• REQUEST: Quote all lines below exactly. Images stay out.

-- start --

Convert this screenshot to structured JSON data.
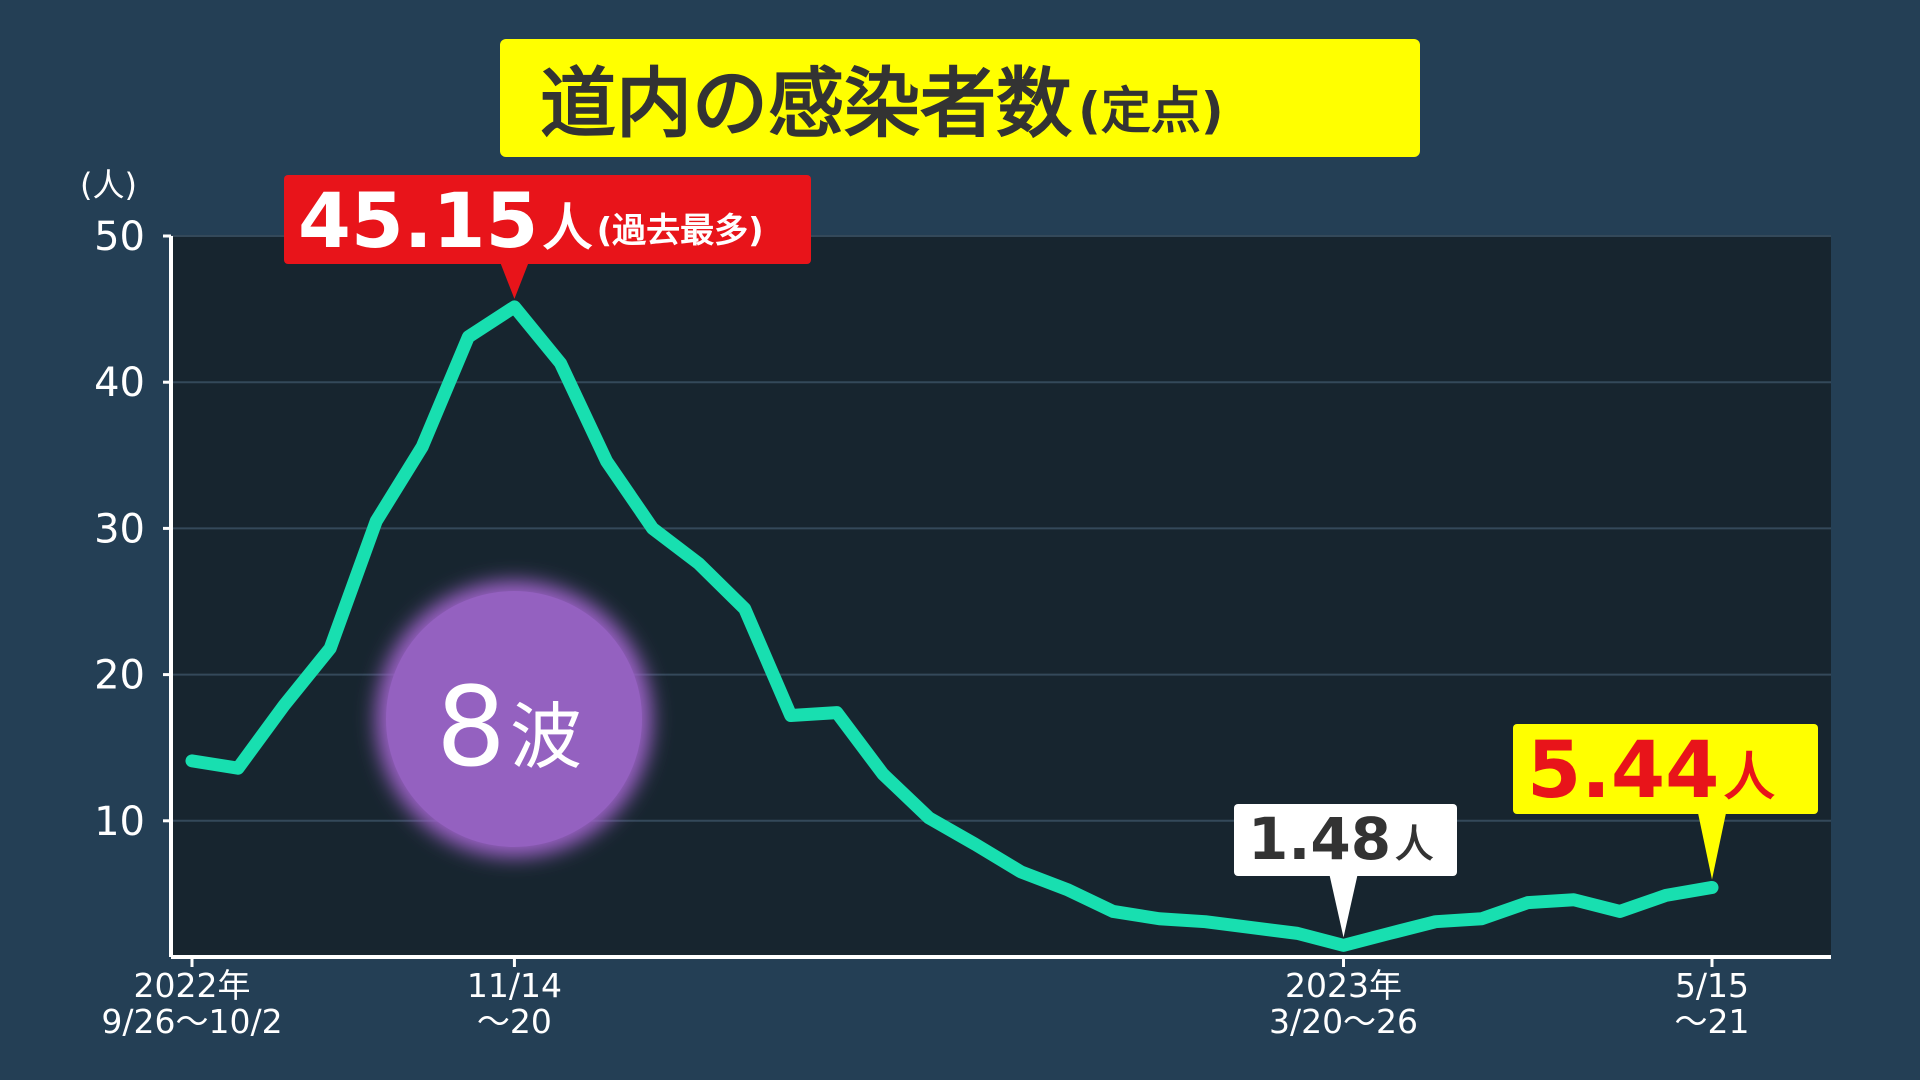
{
  "chart_data": {
    "type": "line",
    "title": "道内の感染者数",
    "title_note": "(定点)",
    "y_unit_label": "(人)",
    "categories": [
      [
        "2022年",
        "9/26〜10/2"
      ],
      null,
      null,
      null,
      null,
      null,
      null,
      [
        "11/14",
        "〜20"
      ],
      null,
      null,
      null,
      null,
      null,
      null,
      null,
      null,
      null,
      null,
      null,
      null,
      null,
      null,
      null,
      null,
      null,
      [
        "2023年",
        "3/20〜26"
      ],
      null,
      null,
      null,
      null,
      null,
      null,
      null,
      [
        "5/15",
        "〜21"
      ]
    ],
    "series": [
      {
        "color": "#18dfb0",
        "values": [
          14.1,
          13.6,
          17.9,
          21.8,
          30.5,
          35.6,
          43.1,
          45.15,
          41.3,
          34.6,
          30.0,
          27.6,
          24.5,
          17.2,
          17.4,
          13.2,
          10.2,
          8.4,
          6.5,
          5.3,
          3.8,
          3.3,
          3.1,
          2.7,
          2.3,
          1.48,
          2.3,
          3.1,
          3.3,
          4.4,
          4.6,
          3.8,
          4.9,
          5.44
        ]
      }
    ],
    "ylim": [
      0,
      50
    ],
    "yticks": [
      10,
      20,
      30,
      40,
      50
    ],
    "grid": true,
    "annotations": {
      "unit": "人",
      "peak_note": "(過去最多)",
      "wave_number": "8",
      "wave_text": "波"
    }
  }
}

-- end --

• CORRECT OUTPUT:
Convert this screenshot to structured JSON data.
{
  "chart_data": {
    "type": "line",
    "title": "道内の感染者数",
    "title_note": "(定点)",
    "y_unit_label": "(人)",
    "categories": [
      [
        "2022年",
        "9/26〜10/2"
      ],
      null,
      null,
      null,
      null,
      null,
      null,
      [
        "11/14",
        "〜20"
      ],
      null,
      null,
      null,
      null,
      null,
      null,
      null,
      null,
      null,
      null,
      null,
      null,
      null,
      null,
      null,
      null,
      null,
      [
        "2023年",
        "3/20〜26"
      ],
      null,
      null,
      null,
      null,
      null,
      null,
      null,
      [
        "5/15",
        "〜21"
      ]
    ],
    "series": [
      {
        "color": "#18dfb0",
        "values": [
          14.1,
          13.6,
          17.9,
          21.8,
          30.5,
          35.6,
          43.1,
          45.15,
          41.3,
          34.6,
          30.0,
          27.6,
          24.5,
          17.2,
          17.4,
          13.2,
          10.2,
          8.4,
          6.5,
          5.3,
          3.8,
          3.3,
          3.1,
          2.7,
          2.3,
          1.48,
          2.3,
          3.1,
          3.3,
          4.4,
          4.6,
          3.8,
          4.9,
          5.44
        ]
      }
    ],
    "ylim": [
      0,
      50
    ],
    "yticks": [
      10,
      20,
      30,
      40,
      50
    ],
    "grid": true,
    "annotations": {
      "unit": "人",
      "peak_note": "(過去最多)",
      "wave_number": "8",
      "wave_text": "波"
    }
  }
}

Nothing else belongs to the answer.